◆ **PROBLEM TO SOLVE**
Please arrange every line of the items below as a Markdown table with the columns "Row" and "Line," numbering the rows and leaving out blank lines.

◆ **INPUT MATERIAL**
++++++++++

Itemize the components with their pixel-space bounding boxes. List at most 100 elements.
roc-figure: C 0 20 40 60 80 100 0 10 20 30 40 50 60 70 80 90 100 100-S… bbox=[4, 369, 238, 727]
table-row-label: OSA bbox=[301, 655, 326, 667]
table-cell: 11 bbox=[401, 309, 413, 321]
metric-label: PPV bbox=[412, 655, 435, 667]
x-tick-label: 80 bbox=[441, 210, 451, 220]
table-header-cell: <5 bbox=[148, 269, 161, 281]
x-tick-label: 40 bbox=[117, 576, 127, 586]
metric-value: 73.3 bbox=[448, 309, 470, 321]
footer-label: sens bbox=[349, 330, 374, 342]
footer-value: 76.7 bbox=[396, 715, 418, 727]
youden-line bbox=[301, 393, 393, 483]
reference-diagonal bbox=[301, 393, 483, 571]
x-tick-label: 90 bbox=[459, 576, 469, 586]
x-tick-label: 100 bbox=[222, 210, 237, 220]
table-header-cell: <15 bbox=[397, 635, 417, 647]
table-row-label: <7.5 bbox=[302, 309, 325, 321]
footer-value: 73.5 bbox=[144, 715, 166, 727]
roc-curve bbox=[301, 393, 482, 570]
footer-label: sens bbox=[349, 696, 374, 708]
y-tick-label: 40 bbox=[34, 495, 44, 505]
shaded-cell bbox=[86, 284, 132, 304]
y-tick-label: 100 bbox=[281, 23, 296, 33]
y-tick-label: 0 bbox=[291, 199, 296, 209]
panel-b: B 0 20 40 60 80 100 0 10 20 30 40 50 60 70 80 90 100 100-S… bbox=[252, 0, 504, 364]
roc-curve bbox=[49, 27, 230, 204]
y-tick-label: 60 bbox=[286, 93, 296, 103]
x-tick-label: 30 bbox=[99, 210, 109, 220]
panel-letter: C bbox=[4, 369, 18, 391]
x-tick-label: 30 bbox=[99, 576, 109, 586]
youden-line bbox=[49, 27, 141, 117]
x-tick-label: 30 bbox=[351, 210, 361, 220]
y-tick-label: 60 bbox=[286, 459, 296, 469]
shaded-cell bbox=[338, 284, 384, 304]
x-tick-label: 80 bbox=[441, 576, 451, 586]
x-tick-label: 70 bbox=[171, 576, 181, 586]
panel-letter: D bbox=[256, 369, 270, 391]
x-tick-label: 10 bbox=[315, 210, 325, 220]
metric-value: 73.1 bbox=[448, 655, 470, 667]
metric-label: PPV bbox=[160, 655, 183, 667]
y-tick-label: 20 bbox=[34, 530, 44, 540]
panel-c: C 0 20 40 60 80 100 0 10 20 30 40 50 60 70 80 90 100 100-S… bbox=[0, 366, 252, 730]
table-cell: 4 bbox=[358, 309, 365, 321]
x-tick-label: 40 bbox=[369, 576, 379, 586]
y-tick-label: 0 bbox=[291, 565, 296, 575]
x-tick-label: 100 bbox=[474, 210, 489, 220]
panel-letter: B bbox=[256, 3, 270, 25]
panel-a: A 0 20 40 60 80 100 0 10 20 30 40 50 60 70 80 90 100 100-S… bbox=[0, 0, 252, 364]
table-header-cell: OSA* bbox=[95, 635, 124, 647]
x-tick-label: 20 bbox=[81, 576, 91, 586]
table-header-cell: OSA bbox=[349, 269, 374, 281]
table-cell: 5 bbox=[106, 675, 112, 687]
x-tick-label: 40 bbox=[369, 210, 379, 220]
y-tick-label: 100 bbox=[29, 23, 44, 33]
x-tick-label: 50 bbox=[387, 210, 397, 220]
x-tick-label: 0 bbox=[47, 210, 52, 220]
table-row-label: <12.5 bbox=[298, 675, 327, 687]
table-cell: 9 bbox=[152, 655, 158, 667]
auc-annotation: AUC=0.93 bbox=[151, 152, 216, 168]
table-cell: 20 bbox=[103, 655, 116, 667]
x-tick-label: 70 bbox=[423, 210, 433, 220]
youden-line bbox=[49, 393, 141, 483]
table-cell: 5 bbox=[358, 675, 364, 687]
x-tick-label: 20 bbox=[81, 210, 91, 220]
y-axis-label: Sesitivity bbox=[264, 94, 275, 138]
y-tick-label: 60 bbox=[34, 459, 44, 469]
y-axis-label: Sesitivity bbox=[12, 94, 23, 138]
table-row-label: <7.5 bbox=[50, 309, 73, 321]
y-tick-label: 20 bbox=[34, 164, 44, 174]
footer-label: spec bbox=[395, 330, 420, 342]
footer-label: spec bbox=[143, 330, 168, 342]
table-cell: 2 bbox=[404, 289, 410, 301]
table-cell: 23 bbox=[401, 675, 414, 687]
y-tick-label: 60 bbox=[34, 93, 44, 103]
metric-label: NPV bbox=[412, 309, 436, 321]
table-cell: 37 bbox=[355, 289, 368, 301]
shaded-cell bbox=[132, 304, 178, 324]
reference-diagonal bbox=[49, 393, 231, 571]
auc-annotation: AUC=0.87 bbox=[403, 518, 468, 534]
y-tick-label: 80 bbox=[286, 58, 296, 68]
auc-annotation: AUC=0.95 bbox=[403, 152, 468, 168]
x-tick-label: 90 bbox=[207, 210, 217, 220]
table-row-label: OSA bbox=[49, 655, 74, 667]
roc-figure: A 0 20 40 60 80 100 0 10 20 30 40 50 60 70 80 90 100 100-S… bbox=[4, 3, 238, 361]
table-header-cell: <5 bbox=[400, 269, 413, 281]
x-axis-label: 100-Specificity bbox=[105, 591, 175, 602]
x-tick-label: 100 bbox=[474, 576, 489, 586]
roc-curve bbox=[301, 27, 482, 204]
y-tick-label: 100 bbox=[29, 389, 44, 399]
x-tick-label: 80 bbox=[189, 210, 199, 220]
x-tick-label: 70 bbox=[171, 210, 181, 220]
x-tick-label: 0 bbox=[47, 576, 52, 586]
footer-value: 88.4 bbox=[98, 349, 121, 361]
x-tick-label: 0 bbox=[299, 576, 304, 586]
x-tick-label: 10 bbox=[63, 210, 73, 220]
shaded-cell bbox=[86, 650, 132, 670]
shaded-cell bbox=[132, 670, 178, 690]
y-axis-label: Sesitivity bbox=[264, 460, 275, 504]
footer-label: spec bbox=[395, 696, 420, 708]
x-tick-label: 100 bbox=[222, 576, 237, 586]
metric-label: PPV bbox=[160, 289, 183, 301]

++++++++++

◆ **EXPECTED ANSWER**
| Row | Line |
|---|---|
| 1 | Itemize the components with their pixel-space bounding boxes. List at most 100 elements. |
| 2 | roc-figure: C 0 20 40 60 80 100 0 10 20 30 40 50 60 70 80 90 100 100-S… bbox=[4, 369, 238, 727] |
| 3 | table-row-label: OSA bbox=[301, 655, 326, 667] |
| 4 | table-cell: 11 bbox=[401, 309, 413, 321] |
| 5 | metric-label: PPV bbox=[412, 655, 435, 667] |
| 6 | x-tick-label: 80 bbox=[441, 210, 451, 220] |
| 7 | table-header-cell: <5 bbox=[148, 269, 161, 281] |
| 8 | x-tick-label: 40 bbox=[117, 576, 127, 586] |
| 9 | metric-value: 73.3 bbox=[448, 309, 470, 321] |
| 10 | footer-label: sens bbox=[349, 330, 374, 342] |
| 11 | footer-value: 76.7 bbox=[396, 715, 418, 727] |
| 12 | youden-line bbox=[301, 393, 393, 483] |
| 13 | reference-diagonal bbox=[301, 393, 483, 571] |
| 14 | x-tick-label: 90 bbox=[459, 576, 469, 586] |
| 15 | x-tick-label: 100 bbox=[222, 210, 237, 220] |
| 16 | table-header-cell: <15 bbox=[397, 635, 417, 647] |
| 17 | table-row-label: <7.5 bbox=[302, 309, 325, 321] |
| 18 | footer-value: 73.5 bbox=[144, 715, 166, 727] |
| 19 | roc-curve bbox=[301, 393, 482, 570] |
| 20 | footer-label: sens bbox=[349, 696, 374, 708] |
| 21 | y-tick-label: 40 bbox=[34, 495, 44, 505] |
| 22 | shaded-cell bbox=[86, 284, 132, 304] |
| 23 | y-tick-label: 100 bbox=[281, 23, 296, 33] |
| 24 | y-tick-label: 0 bbox=[291, 199, 296, 209] |
| 25 | panel-b: B 0 20 40 60 80 100 0 10 20 30 40 50 60 70 80 90 100 100-S… bbox=[252, 0, 504, 364] |
| 26 | roc-curve bbox=[49, 27, 230, 204] |
| 27 | y-tick-label: 60 bbox=[286, 93, 296, 103] |
| 28 | x-tick-label: 30 bbox=[99, 210, 109, 220] |
| 29 | panel-letter: C bbox=[4, 369, 18, 391] |
| 30 | x-tick-label: 30 bbox=[99, 576, 109, 586] |
| 31 | youden-line bbox=[49, 27, 141, 117] |
| 32 | x-tick-label: 30 bbox=[351, 210, 361, 220] |
| 33 | y-tick-label: 60 bbox=[286, 459, 296, 469] |
| 34 | shaded-cell bbox=[338, 284, 384, 304] |
| 35 | x-tick-label: 80 bbox=[441, 576, 451, 586] |
| 36 | x-tick-label: 70 bbox=[171, 576, 181, 586] |
| 37 | panel-letter: D bbox=[256, 369, 270, 391] |
| 38 | x-tick-label: 10 bbox=[315, 210, 325, 220] |
| 39 | metric-value: 73.1 bbox=[448, 655, 470, 667] |
| 40 | metric-label: PPV bbox=[160, 655, 183, 667] |
| 41 | y-tick-label: 20 bbox=[34, 530, 44, 540] |
| 42 | panel-c: C 0 20 40 60 80 100 0 10 20 30 40 50 60 70 80 90 100 100-S… bbox=[0, 366, 252, 730] |
| 43 | table-cell: 4 bbox=[358, 309, 365, 321] |
| 44 | x-tick-label: 40 bbox=[369, 576, 379, 586] |
| 45 | y-tick-label: 0 bbox=[291, 565, 296, 575] |
| 46 | x-tick-label: 100 bbox=[474, 210, 489, 220] |
| 47 | panel-letter: B bbox=[256, 3, 270, 25] |
| 48 | panel-a: A 0 20 40 60 80 100 0 10 20 30 40 50 60 70 80 90 100 100-S… bbox=[0, 0, 252, 364] |
| 49 | table-header-cell: OSA* bbox=[95, 635, 124, 647] |
| 50 | x-tick-label: 20 bbox=[81, 576, 91, 586] |
| 51 | table-header-cell: OSA bbox=[349, 269, 374, 281] |
| 52 | table-cell: 5 bbox=[106, 675, 112, 687] |
| 53 | x-tick-label: 40 bbox=[369, 210, 379, 220] |
| 54 | y-tick-label: 100 bbox=[29, 23, 44, 33] |
| 55 | x-tick-label: 50 bbox=[387, 210, 397, 220] |
| 56 | x-tick-label: 0 bbox=[47, 210, 52, 220] |
| 57 | table-row-label: <12.5 bbox=[298, 675, 327, 687] |
| 58 | table-cell: 9 bbox=[152, 655, 158, 667] |
| 59 | auc-annotation: AUC=0.93 bbox=[151, 152, 216, 168] |
| 60 | table-cell: 20 bbox=[103, 655, 116, 667] |
| 61 | x-tick-label: 70 bbox=[423, 210, 433, 220] |
| 62 | youden-line bbox=[49, 393, 141, 483] |
| 63 | table-cell: 5 bbox=[358, 675, 364, 687] |
| 64 | x-tick-label: 20 bbox=[81, 210, 91, 220] |
| 65 | y-axis-label: Sesitivity bbox=[264, 94, 275, 138] |
| 66 | y-tick-label: 60 bbox=[34, 459, 44, 469] |
| 67 | y-axis-label: Sesitivity bbox=[12, 94, 23, 138] |
| 68 | table-row-label: <7.5 bbox=[50, 309, 73, 321] |
| 69 | y-tick-label: 20 bbox=[34, 164, 44, 174] |
| 70 | footer-label: spec bbox=[395, 330, 420, 342] |
| 71 | footer-label: spec bbox=[143, 330, 168, 342] |
| 72 | table-cell: 2 bbox=[404, 289, 410, 301] |
| 73 | table-cell: 23 bbox=[401, 675, 414, 687] |
| 74 | y-tick-label: 60 bbox=[34, 93, 44, 103] |
| 75 | metric-label: NPV bbox=[412, 309, 436, 321] |
| 76 | table-cell: 37 bbox=[355, 289, 368, 301] |
| 77 | shaded-cell bbox=[132, 304, 178, 324] |
| 78 | reference-diagonal bbox=[49, 393, 231, 571] |
| 79 | auc-annotation: AUC=0.87 bbox=[403, 518, 468, 534] |
| 80 | y-tick-label: 80 bbox=[286, 58, 296, 68] |
| 81 | auc-annotation: AUC=0.95 bbox=[403, 152, 468, 168] |
| 82 | x-tick-label: 90 bbox=[207, 210, 217, 220] |
| 83 | table-row-label: OSA bbox=[49, 655, 74, 667] |
| 84 | roc-figure: A 0 20 40 60 80 100 0 10 20 30 40 50 60 70 80 90 100 100-S… bbox=[4, 3, 238, 361] |
| 85 | table-header-cell: <5 bbox=[400, 269, 413, 281] |
| 86 | x-axis-label: 100-Specificity bbox=[105, 591, 175, 602] |
| 87 | x-tick-label: 100 bbox=[474, 576, 489, 586] |
| 88 | roc-curve bbox=[301, 27, 482, 204] |
| 89 | y-tick-label: 100 bbox=[29, 389, 44, 399] |
| 90 | x-tick-label: 80 bbox=[189, 210, 199, 220] |
| 91 | x-tick-label: 70 bbox=[171, 210, 181, 220] |
| 92 | x-tick-label: 0 bbox=[47, 576, 52, 586] |
| 93 | footer-value: 88.4 bbox=[98, 349, 121, 361] |
| 94 | x-tick-label: 0 bbox=[299, 576, 304, 586] |
| 95 | x-tick-label: 10 bbox=[63, 210, 73, 220] |
| 96 | shaded-cell bbox=[86, 650, 132, 670] |
| 97 | shaded-cell bbox=[132, 670, 178, 690] |
| 98 | y-axis-label: Sesitivity bbox=[264, 460, 275, 504] |
| 99 | footer-label: spec bbox=[395, 696, 420, 708] |
| 100 | x-tick-label: 100 bbox=[222, 576, 237, 586] |
| 101 | metric-label: PPV bbox=[160, 289, 183, 301] |